┌─ Records supplied
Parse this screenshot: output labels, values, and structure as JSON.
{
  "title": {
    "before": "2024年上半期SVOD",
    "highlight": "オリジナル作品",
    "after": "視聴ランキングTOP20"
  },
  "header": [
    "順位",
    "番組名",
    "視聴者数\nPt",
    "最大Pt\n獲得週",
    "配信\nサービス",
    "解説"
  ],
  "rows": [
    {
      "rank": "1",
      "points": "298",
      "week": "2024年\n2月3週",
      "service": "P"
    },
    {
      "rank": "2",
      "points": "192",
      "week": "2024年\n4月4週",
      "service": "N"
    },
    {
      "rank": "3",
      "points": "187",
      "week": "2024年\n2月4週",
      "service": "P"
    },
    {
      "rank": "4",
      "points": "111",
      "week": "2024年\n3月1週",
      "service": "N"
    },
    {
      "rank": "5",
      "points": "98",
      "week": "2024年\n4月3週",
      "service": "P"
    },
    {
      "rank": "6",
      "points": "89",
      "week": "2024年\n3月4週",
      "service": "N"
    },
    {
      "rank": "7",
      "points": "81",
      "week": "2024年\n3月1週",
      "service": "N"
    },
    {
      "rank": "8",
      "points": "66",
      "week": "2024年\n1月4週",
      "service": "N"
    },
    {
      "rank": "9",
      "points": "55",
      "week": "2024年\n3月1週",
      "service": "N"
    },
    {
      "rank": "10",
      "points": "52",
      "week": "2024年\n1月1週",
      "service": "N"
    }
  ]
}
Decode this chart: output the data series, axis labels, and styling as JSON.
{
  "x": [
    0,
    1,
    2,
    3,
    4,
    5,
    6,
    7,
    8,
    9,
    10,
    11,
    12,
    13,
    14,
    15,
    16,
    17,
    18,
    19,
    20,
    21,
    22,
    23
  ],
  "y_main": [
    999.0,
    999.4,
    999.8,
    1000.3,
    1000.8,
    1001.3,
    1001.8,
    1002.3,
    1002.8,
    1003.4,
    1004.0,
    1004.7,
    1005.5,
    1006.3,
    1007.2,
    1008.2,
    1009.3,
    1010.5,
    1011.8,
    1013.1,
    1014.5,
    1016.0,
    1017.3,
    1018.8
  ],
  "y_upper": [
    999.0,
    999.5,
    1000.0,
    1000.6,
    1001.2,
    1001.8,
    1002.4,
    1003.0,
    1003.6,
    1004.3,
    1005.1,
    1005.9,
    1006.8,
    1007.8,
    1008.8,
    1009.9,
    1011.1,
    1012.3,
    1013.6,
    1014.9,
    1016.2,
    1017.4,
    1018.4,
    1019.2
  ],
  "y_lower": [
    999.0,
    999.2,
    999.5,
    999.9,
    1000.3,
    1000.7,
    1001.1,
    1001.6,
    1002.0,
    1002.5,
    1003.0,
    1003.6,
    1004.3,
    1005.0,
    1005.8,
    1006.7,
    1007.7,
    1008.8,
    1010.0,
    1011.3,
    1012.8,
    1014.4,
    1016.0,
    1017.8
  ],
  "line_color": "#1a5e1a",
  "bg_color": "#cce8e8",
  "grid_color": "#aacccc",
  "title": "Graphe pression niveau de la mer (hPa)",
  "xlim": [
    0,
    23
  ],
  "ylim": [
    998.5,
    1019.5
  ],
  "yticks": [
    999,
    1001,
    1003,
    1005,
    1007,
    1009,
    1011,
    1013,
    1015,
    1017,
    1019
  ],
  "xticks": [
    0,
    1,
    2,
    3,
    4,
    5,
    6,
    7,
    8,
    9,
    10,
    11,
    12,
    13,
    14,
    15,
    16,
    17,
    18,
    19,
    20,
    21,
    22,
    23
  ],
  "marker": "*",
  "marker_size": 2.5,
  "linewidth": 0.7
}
└─
┌─ Records supplied
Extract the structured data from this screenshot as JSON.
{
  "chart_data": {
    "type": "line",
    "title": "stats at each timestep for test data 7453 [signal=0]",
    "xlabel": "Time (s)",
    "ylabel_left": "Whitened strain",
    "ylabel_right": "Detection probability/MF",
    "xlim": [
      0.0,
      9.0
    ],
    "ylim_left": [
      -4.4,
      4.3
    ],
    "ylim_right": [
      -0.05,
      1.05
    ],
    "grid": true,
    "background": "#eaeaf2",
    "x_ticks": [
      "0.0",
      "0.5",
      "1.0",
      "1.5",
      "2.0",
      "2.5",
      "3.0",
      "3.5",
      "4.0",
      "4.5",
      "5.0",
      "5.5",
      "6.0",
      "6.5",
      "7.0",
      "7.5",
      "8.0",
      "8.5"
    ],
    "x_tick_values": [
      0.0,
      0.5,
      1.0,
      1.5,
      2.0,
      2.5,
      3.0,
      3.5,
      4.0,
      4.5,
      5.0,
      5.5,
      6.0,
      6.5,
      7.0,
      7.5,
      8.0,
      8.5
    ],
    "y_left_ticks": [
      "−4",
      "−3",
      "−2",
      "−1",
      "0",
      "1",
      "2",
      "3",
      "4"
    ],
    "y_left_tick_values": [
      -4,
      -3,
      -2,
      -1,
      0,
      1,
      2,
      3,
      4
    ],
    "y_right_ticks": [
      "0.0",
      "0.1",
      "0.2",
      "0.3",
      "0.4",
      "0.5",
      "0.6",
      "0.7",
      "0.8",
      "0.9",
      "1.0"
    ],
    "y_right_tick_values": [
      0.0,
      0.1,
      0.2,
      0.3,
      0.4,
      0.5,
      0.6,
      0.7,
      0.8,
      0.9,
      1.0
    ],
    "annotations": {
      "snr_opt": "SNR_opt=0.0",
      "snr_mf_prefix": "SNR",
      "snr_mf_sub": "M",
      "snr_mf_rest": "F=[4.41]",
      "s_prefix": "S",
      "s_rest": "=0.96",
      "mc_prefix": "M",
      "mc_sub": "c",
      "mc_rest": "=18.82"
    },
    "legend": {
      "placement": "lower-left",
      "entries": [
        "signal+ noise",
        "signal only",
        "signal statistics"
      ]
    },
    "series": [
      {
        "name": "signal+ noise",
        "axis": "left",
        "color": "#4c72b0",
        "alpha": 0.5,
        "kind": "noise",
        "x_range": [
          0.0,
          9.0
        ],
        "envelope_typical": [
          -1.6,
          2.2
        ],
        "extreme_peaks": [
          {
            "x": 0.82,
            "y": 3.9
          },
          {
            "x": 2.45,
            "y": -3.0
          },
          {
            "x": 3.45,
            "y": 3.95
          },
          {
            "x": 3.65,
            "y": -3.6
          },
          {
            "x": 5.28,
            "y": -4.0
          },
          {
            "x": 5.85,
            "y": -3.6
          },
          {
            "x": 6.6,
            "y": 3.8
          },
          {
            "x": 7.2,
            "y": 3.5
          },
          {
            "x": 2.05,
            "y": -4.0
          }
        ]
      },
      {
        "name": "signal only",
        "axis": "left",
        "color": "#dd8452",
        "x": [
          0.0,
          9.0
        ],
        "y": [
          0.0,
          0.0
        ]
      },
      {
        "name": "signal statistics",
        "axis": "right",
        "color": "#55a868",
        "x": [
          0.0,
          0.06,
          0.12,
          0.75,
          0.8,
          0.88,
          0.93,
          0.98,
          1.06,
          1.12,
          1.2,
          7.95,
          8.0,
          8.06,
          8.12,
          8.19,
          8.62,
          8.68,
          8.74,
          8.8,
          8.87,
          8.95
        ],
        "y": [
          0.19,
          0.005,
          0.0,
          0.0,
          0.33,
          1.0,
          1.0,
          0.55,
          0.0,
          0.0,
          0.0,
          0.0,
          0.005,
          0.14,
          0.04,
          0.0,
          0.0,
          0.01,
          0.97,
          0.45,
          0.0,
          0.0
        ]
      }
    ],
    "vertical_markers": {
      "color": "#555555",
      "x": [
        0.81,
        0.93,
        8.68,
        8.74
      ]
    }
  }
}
└─
┌─ Records supplied
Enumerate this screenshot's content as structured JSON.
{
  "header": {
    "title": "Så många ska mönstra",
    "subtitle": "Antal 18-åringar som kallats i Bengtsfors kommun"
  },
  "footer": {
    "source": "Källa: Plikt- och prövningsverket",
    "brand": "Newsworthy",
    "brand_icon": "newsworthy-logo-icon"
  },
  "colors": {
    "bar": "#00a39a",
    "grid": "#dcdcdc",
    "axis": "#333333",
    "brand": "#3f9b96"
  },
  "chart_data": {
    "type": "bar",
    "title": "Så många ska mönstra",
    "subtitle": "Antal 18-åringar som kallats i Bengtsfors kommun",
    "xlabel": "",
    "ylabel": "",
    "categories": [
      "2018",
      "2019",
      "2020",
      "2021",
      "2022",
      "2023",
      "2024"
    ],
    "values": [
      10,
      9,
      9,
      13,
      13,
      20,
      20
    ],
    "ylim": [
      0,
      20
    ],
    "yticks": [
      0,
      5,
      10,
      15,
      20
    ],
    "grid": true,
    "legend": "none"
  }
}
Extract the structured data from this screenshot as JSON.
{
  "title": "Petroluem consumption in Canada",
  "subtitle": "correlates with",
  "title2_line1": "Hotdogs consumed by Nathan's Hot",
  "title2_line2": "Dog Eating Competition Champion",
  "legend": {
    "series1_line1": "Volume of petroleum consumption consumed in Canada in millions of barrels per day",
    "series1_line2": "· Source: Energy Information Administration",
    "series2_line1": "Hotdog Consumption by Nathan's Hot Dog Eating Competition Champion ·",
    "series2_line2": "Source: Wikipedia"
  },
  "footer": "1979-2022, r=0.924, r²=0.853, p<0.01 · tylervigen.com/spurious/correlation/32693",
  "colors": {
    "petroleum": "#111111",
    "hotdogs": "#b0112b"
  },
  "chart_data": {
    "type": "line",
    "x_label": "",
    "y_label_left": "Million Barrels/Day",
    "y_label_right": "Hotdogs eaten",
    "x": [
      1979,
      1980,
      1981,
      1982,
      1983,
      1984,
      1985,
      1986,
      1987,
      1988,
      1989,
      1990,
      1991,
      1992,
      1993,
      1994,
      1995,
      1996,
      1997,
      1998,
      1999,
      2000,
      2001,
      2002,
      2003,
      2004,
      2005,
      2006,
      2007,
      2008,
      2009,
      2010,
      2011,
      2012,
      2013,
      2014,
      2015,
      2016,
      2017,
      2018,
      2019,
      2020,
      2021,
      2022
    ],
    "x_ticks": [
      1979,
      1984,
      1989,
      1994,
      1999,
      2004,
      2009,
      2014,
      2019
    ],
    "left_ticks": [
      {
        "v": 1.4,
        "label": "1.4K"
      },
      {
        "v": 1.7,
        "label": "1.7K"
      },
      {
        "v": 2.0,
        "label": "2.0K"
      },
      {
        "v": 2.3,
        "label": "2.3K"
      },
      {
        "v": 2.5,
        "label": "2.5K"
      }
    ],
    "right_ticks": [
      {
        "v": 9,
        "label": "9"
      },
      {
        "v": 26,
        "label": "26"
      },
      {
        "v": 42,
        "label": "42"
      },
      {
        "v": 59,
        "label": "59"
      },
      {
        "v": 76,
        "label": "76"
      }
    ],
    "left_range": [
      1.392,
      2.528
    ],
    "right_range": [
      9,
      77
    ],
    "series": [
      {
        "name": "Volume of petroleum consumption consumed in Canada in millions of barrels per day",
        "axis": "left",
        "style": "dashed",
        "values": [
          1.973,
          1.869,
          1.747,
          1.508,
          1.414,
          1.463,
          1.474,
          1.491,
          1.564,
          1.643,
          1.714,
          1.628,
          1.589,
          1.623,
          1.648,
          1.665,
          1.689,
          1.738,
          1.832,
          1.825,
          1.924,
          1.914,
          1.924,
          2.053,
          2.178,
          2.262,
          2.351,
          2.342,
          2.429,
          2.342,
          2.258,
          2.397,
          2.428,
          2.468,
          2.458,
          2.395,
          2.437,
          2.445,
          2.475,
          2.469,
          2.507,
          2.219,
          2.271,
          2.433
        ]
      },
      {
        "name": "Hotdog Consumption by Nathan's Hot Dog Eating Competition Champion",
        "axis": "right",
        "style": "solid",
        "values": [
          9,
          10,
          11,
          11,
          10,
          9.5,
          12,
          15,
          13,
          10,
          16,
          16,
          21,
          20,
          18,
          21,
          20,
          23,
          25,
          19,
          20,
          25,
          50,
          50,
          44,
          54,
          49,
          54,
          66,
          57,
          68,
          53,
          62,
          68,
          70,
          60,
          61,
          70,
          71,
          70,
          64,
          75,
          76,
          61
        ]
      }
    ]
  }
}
└─
**What the task requires:** Extract each line from the listing that holds the word "Bengtsfors".

**Task result:**
    "subtitle": "Antal 18-åringar som kallats i Bengtsfors kommun"
    "subtitle": "Antal 18-åringar som kallats i Bengtsfors kommun",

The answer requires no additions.